* Begin *

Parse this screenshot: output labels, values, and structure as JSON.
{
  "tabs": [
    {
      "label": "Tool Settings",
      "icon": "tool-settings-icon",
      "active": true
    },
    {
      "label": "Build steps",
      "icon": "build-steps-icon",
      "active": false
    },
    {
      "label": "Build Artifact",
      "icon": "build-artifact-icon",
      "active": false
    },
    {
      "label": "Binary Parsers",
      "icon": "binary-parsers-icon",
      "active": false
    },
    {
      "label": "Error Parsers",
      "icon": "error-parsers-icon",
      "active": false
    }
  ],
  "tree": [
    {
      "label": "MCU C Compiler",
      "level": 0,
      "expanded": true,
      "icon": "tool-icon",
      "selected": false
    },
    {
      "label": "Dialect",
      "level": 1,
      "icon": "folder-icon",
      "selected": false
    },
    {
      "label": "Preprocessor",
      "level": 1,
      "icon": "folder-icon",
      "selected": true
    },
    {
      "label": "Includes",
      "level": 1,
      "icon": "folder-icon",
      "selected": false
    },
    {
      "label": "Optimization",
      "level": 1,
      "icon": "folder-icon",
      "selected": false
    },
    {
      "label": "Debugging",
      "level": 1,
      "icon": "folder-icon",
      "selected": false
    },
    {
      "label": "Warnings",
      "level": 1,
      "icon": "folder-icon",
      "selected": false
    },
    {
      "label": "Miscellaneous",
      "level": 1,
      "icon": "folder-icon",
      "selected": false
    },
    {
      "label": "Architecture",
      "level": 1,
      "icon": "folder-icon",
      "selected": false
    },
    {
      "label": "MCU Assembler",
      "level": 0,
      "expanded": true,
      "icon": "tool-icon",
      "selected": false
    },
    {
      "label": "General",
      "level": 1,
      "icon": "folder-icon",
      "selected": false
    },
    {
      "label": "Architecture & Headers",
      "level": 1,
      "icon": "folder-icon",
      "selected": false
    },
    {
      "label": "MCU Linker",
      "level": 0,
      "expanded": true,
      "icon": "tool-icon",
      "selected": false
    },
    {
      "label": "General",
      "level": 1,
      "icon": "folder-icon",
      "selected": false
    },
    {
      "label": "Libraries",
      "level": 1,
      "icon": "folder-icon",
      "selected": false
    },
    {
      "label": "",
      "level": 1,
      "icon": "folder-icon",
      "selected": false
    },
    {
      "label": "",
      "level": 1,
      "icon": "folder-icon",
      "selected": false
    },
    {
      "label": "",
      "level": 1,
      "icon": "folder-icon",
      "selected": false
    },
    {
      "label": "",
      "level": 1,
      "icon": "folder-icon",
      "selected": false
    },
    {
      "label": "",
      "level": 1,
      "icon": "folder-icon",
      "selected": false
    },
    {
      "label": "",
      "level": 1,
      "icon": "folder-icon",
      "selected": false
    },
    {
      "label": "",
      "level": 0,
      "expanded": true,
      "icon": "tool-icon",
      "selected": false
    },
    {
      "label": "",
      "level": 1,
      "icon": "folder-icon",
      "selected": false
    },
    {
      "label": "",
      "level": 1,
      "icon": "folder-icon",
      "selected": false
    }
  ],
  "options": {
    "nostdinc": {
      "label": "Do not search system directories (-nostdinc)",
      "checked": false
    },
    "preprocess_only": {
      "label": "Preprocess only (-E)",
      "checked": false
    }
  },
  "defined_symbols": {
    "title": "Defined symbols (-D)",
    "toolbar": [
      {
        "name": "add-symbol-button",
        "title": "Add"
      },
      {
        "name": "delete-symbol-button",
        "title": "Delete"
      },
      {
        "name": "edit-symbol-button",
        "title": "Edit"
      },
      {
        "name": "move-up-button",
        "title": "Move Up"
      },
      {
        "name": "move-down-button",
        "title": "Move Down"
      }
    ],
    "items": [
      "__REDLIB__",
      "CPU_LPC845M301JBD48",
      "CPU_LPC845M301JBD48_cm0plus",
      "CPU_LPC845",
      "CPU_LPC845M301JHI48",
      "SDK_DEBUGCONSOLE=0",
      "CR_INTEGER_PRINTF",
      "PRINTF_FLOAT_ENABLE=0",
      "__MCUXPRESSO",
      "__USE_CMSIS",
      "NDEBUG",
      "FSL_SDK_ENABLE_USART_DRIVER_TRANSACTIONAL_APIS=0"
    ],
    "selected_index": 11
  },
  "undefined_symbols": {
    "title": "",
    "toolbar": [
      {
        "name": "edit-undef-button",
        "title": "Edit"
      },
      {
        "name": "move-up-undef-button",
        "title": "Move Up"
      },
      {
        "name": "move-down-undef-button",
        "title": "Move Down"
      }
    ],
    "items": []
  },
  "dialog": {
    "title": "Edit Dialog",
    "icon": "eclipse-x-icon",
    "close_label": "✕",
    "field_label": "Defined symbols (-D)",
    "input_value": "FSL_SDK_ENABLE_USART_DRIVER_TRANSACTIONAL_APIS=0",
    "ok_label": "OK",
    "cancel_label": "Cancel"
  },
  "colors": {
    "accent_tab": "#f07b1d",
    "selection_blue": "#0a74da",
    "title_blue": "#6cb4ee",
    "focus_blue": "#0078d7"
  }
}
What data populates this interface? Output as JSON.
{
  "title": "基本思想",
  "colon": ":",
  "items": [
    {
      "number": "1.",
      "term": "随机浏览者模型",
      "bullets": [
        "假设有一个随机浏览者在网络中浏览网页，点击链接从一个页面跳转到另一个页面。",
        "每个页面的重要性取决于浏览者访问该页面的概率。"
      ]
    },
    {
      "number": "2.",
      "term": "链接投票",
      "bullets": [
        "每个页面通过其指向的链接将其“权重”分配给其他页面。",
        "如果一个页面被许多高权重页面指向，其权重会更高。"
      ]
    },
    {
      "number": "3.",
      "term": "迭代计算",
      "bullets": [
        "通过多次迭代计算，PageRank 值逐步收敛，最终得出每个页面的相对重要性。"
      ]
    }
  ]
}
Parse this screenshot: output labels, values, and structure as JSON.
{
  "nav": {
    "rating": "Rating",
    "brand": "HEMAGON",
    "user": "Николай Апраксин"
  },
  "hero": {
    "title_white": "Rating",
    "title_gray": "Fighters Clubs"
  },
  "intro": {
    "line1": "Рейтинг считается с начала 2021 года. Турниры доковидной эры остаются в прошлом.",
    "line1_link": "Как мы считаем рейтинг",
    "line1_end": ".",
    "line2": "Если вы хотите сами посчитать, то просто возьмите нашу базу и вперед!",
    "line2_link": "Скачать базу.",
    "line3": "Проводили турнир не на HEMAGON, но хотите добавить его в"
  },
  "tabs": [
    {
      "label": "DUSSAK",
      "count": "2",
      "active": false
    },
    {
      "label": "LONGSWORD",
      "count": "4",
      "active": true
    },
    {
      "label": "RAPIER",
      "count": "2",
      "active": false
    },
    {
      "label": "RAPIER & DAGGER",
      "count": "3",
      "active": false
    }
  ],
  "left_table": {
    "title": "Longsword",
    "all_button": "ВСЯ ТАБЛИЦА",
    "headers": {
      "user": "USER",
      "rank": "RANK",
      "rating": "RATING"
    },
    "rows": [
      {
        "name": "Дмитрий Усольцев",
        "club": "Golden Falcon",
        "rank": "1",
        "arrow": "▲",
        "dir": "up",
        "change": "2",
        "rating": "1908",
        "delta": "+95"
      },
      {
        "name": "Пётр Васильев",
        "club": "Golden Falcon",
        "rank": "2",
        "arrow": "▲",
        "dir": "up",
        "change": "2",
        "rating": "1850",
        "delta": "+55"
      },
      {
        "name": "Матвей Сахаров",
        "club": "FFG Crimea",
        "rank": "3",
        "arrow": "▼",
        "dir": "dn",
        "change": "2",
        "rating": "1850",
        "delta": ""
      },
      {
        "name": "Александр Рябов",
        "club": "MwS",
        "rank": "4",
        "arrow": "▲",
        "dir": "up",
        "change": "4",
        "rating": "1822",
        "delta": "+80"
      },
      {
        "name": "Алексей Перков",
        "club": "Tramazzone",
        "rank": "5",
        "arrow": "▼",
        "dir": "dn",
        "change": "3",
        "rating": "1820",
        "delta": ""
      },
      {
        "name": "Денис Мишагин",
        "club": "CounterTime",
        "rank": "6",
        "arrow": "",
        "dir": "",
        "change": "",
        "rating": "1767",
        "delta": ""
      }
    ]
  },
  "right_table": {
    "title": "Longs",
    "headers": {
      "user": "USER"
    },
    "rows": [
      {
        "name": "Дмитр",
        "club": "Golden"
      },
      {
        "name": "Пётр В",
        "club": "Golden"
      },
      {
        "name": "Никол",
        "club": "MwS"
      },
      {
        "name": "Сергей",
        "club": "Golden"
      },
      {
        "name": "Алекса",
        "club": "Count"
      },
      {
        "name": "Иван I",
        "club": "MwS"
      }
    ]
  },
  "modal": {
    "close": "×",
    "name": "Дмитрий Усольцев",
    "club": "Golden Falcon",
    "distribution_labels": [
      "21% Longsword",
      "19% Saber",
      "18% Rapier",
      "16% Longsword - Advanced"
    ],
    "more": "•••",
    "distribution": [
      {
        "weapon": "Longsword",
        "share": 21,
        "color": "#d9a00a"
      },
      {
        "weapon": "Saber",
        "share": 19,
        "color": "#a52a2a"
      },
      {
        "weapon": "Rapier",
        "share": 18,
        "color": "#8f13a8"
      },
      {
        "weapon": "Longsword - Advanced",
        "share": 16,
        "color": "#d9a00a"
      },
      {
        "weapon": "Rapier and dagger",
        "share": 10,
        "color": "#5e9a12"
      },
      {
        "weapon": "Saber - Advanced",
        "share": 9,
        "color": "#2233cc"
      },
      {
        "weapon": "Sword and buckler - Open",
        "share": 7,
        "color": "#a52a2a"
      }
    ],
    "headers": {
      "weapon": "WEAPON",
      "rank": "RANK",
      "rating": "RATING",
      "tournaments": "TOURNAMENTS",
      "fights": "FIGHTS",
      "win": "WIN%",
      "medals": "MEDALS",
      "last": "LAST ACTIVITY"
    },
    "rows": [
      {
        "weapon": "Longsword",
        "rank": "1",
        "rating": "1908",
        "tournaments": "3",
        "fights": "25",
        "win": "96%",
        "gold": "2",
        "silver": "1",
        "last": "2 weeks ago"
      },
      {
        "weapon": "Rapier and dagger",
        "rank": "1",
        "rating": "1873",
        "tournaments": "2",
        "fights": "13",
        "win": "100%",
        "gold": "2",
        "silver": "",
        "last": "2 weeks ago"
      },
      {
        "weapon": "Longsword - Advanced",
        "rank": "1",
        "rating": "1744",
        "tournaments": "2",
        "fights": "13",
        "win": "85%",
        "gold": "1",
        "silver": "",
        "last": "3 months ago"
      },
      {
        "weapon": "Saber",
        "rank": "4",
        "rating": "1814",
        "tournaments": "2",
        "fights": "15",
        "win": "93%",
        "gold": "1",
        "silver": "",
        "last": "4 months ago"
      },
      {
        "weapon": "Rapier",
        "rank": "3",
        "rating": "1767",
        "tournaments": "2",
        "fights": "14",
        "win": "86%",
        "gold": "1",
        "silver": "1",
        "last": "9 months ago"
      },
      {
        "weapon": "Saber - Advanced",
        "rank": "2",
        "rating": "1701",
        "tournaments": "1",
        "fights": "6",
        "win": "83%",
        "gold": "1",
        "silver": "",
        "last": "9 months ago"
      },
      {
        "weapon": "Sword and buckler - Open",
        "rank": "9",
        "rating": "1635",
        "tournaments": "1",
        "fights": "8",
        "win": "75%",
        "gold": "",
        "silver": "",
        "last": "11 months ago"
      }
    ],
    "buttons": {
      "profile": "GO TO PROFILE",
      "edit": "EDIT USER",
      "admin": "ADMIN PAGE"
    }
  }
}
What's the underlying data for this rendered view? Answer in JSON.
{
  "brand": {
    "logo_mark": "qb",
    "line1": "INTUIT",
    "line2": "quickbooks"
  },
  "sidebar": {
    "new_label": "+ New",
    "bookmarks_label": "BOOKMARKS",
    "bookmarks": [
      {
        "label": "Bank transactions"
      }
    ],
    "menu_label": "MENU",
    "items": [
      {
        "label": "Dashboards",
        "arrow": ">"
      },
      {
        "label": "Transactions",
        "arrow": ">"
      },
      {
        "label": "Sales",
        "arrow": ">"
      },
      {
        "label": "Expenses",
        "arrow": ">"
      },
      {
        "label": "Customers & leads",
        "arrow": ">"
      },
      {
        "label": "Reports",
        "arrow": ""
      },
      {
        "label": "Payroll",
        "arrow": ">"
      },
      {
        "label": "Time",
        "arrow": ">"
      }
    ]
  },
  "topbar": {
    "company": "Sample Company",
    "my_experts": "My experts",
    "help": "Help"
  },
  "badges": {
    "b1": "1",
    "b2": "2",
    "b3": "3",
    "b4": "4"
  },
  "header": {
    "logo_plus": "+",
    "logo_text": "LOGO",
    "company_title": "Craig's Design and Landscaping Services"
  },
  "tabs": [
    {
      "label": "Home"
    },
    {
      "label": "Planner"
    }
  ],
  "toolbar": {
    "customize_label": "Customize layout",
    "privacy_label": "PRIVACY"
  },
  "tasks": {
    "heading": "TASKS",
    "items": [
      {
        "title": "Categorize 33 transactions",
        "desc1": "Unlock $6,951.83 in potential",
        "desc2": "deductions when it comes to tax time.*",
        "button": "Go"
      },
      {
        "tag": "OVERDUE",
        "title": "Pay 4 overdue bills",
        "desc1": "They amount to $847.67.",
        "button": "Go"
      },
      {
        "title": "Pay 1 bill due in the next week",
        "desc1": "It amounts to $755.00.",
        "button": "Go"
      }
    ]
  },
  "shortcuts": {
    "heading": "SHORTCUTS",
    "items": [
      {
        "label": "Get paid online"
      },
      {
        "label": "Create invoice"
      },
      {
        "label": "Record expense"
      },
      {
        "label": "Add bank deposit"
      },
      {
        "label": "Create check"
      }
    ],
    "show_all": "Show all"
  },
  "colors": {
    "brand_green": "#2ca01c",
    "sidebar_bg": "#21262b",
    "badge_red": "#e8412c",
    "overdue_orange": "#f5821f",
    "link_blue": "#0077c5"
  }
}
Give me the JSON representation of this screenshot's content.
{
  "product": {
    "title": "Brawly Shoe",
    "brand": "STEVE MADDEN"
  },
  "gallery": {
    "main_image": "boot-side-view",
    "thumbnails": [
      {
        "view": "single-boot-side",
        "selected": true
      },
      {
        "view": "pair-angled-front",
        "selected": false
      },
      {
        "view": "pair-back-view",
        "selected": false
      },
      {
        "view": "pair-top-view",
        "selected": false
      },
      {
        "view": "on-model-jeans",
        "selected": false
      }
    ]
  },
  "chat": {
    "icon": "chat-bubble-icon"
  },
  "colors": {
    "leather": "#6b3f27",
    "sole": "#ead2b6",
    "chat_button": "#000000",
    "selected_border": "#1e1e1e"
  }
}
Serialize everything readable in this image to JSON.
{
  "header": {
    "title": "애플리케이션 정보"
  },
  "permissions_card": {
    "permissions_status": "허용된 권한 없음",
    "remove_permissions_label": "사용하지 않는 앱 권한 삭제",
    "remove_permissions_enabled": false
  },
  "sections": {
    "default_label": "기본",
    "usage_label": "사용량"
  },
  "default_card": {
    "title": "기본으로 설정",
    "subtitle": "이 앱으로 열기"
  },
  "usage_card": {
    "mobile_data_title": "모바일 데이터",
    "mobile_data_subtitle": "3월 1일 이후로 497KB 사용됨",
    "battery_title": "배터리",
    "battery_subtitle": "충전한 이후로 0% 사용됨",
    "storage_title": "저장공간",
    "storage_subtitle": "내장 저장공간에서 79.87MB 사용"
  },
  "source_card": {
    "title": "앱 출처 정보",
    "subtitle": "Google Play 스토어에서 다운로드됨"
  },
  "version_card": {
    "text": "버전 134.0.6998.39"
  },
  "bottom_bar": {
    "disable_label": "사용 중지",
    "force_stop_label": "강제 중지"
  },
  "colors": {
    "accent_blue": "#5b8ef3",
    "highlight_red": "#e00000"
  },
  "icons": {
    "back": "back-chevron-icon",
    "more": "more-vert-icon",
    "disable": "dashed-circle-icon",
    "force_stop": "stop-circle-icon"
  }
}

* End *

WHAT THE TASK ASKS →
Copy each line above that contains the word "хотите".

ANSWER TO THIS PROBLEM →
    "line2": "Если вы хотите сами посчитать, то просто возьмите нашу базу и вперед!",
    "line3": "Проводили турнир не на HEMAGON, но хотите добавить его в"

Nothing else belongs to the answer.